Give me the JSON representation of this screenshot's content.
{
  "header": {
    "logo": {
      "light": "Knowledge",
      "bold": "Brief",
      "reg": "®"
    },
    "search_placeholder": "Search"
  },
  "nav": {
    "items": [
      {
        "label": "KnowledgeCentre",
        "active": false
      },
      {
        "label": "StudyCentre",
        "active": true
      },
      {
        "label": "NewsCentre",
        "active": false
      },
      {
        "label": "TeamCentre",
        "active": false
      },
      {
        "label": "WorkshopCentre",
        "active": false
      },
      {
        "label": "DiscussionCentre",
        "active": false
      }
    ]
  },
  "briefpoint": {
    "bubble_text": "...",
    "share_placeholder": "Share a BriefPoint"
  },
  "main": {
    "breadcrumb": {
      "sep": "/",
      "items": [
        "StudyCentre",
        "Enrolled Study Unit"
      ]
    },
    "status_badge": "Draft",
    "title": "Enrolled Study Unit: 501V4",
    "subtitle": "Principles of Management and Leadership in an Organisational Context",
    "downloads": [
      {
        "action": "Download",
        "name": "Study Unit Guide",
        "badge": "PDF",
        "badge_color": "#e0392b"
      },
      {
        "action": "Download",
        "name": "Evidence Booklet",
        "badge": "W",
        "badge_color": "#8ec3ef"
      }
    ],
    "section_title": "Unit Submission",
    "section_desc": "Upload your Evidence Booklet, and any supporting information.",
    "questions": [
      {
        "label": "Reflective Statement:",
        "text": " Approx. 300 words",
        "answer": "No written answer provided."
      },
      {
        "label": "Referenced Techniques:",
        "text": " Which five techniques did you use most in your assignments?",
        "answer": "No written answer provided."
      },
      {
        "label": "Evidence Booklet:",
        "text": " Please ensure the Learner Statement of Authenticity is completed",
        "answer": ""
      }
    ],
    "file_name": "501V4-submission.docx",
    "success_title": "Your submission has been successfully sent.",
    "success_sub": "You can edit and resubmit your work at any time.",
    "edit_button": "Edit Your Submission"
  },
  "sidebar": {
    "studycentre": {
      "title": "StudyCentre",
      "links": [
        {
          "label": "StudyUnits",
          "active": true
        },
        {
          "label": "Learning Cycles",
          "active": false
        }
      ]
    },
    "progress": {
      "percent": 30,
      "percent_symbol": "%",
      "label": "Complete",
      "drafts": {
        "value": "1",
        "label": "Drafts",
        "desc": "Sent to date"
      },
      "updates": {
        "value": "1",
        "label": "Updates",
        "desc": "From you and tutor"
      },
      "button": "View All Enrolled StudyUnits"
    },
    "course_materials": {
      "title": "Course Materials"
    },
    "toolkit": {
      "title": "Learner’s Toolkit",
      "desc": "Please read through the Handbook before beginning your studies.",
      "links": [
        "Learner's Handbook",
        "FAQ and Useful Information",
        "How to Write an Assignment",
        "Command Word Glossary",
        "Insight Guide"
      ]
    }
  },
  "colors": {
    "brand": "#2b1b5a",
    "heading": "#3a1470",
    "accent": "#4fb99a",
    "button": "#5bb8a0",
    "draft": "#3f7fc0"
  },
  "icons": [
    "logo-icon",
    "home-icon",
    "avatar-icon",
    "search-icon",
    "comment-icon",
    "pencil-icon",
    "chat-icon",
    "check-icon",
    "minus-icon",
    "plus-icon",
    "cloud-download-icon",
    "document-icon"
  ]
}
——————
Only lines with "Handbook" are wanted here; list each of them.

      "desc": "Please read through the Handbook before beginning your studies.",
        "Learner's Handbook",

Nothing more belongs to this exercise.